▶ The task
Your reply should be one number: the count of lines holding the word "structured".

::: Data lines

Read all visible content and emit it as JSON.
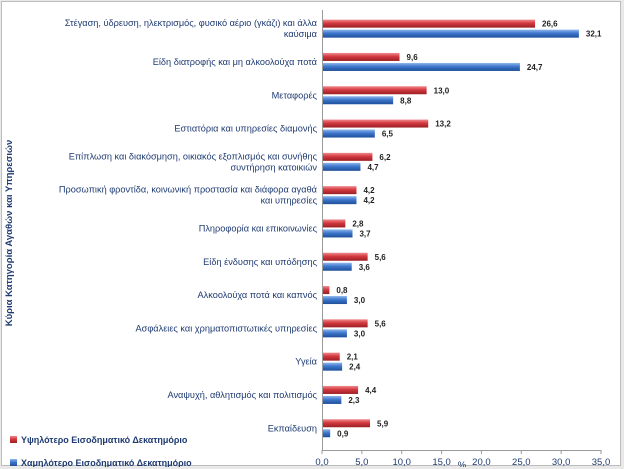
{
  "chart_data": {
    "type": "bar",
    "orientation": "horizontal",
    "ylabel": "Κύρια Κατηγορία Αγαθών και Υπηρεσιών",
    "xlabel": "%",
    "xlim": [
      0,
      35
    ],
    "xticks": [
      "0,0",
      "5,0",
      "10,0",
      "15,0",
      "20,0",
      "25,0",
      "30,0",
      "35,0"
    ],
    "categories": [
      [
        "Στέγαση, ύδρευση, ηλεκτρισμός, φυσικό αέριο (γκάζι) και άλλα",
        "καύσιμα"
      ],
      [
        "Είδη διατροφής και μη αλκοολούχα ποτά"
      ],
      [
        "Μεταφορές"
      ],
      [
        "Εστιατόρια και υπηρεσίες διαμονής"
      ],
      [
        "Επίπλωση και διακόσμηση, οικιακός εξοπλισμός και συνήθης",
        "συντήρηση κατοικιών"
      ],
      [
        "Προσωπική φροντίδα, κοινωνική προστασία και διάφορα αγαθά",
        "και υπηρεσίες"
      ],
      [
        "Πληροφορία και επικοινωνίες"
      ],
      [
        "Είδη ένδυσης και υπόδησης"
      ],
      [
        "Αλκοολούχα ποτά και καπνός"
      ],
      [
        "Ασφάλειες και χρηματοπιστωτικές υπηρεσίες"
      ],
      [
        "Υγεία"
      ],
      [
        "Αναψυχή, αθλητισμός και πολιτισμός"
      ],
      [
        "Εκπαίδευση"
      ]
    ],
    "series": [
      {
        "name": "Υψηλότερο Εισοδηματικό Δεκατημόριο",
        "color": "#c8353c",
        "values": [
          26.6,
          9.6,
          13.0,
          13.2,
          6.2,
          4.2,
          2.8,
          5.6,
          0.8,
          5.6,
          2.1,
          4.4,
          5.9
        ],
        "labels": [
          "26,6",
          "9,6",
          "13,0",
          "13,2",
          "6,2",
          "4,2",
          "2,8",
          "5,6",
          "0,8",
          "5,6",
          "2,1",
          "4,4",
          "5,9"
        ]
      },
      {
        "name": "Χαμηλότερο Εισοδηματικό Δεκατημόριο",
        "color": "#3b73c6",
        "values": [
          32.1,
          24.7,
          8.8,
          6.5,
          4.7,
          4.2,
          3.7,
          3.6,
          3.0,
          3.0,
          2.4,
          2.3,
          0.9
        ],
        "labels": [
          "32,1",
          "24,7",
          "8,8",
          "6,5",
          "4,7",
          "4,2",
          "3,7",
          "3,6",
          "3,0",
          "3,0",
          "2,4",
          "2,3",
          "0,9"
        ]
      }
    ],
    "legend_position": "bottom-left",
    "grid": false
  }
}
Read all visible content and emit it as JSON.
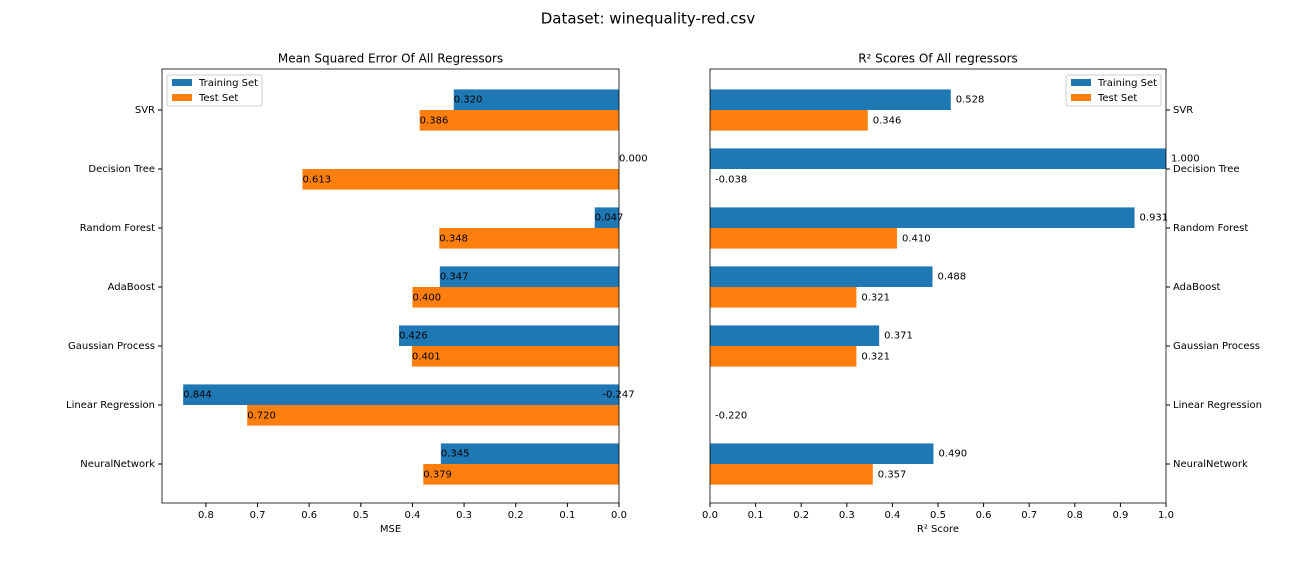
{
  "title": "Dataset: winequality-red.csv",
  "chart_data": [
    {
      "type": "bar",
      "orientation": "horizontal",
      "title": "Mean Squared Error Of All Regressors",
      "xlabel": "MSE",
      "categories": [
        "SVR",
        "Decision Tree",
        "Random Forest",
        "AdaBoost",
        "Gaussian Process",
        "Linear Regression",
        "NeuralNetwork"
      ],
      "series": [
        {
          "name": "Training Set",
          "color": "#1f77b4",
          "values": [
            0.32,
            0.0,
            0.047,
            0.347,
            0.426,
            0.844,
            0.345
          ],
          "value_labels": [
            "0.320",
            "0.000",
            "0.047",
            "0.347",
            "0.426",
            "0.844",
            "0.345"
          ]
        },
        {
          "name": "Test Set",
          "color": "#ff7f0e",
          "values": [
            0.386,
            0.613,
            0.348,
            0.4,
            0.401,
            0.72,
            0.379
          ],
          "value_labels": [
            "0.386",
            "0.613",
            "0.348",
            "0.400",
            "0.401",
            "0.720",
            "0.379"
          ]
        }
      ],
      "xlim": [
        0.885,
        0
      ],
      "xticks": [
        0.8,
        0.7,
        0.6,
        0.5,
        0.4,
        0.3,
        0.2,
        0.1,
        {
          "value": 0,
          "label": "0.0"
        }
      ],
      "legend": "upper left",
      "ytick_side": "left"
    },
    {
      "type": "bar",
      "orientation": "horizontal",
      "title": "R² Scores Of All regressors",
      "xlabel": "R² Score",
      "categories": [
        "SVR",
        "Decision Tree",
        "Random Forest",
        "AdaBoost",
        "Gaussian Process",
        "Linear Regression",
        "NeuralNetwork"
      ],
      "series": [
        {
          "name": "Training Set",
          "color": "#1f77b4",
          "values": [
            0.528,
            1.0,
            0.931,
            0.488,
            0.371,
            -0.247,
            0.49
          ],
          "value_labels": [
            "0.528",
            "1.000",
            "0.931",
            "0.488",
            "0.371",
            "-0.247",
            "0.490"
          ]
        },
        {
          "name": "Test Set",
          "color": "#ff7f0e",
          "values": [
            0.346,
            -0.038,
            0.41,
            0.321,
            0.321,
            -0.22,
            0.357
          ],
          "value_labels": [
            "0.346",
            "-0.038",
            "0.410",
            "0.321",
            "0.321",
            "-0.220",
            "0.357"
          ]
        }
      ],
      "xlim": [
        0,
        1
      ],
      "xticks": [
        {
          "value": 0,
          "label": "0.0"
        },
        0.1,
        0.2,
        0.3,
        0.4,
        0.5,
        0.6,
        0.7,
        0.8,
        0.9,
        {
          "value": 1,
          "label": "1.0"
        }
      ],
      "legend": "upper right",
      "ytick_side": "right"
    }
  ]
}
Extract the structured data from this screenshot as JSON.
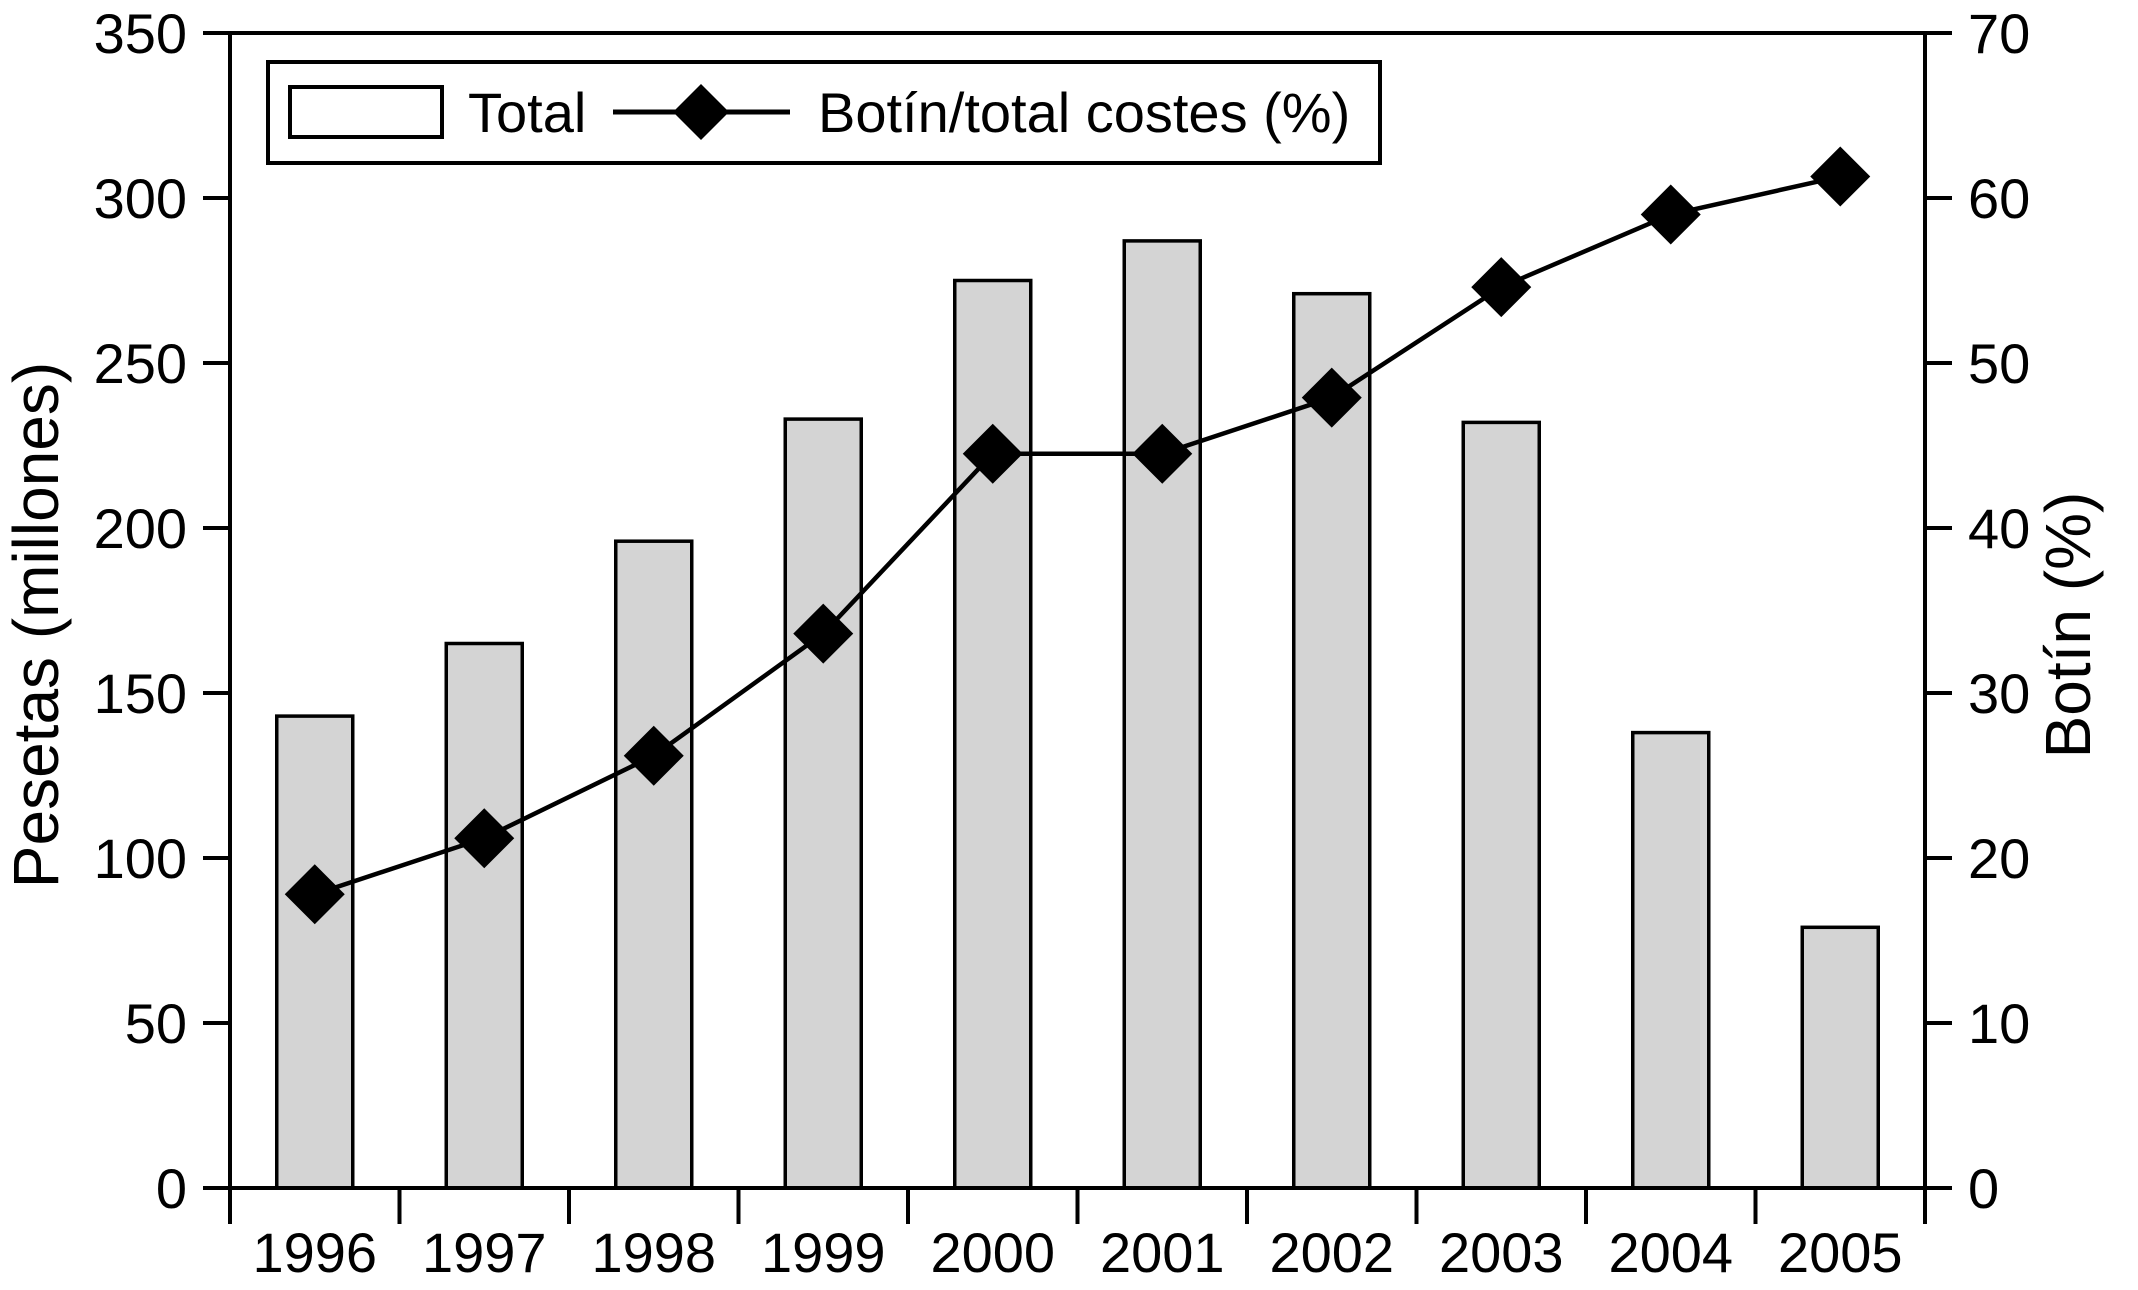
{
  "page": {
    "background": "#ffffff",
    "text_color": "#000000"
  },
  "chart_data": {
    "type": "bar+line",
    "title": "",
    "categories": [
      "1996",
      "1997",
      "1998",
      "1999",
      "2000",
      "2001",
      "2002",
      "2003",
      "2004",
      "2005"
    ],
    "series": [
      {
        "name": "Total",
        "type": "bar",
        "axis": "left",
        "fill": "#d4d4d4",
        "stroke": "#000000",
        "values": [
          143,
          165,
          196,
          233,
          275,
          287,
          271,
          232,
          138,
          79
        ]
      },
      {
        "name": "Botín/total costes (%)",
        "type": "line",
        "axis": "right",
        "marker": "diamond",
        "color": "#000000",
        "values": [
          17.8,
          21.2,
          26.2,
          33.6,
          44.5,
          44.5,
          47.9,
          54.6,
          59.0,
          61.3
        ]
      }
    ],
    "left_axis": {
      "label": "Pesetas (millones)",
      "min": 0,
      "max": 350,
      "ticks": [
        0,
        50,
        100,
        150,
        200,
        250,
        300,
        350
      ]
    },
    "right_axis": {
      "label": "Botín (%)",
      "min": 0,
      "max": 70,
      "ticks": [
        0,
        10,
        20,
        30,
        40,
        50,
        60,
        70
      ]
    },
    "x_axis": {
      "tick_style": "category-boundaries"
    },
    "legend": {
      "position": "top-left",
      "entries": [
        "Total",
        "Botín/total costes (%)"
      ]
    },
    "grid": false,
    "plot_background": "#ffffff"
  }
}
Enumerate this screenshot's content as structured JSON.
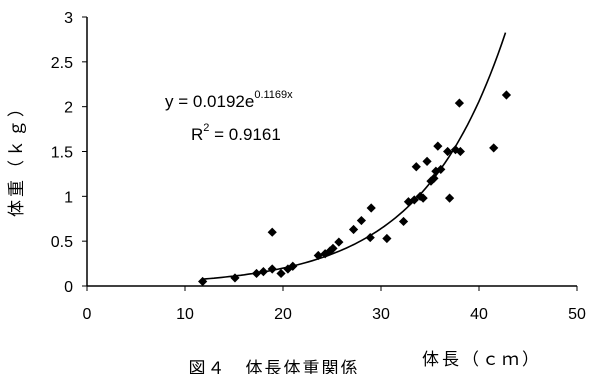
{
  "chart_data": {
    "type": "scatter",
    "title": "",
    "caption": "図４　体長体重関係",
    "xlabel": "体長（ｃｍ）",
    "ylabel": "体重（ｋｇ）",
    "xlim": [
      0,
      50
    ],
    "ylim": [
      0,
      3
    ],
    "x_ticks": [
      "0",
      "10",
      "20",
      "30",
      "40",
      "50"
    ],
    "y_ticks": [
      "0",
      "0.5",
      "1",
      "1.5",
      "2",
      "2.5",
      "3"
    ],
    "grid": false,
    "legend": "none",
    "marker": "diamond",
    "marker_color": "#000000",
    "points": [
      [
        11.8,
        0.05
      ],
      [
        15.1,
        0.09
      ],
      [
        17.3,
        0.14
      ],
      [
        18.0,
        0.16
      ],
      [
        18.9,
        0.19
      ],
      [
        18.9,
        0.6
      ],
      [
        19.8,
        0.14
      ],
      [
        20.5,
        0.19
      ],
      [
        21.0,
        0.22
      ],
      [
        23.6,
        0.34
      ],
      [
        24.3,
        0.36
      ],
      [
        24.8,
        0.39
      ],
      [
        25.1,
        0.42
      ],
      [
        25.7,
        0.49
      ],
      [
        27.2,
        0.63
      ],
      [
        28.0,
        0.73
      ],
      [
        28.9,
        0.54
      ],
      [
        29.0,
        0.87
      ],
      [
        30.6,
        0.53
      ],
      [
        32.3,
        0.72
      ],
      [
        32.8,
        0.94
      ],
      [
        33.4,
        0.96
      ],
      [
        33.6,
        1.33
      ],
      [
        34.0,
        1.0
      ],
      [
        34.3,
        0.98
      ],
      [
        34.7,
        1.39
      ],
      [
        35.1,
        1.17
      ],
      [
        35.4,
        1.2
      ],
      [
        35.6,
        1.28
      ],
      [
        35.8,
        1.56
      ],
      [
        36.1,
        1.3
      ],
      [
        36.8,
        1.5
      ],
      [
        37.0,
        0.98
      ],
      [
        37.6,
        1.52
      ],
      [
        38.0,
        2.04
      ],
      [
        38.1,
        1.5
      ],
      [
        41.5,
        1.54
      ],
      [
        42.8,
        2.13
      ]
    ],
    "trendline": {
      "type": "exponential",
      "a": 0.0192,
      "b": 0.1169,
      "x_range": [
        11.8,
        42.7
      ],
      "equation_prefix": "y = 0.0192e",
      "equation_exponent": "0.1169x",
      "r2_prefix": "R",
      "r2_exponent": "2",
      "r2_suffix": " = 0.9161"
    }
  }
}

::::::

▶ Written response
2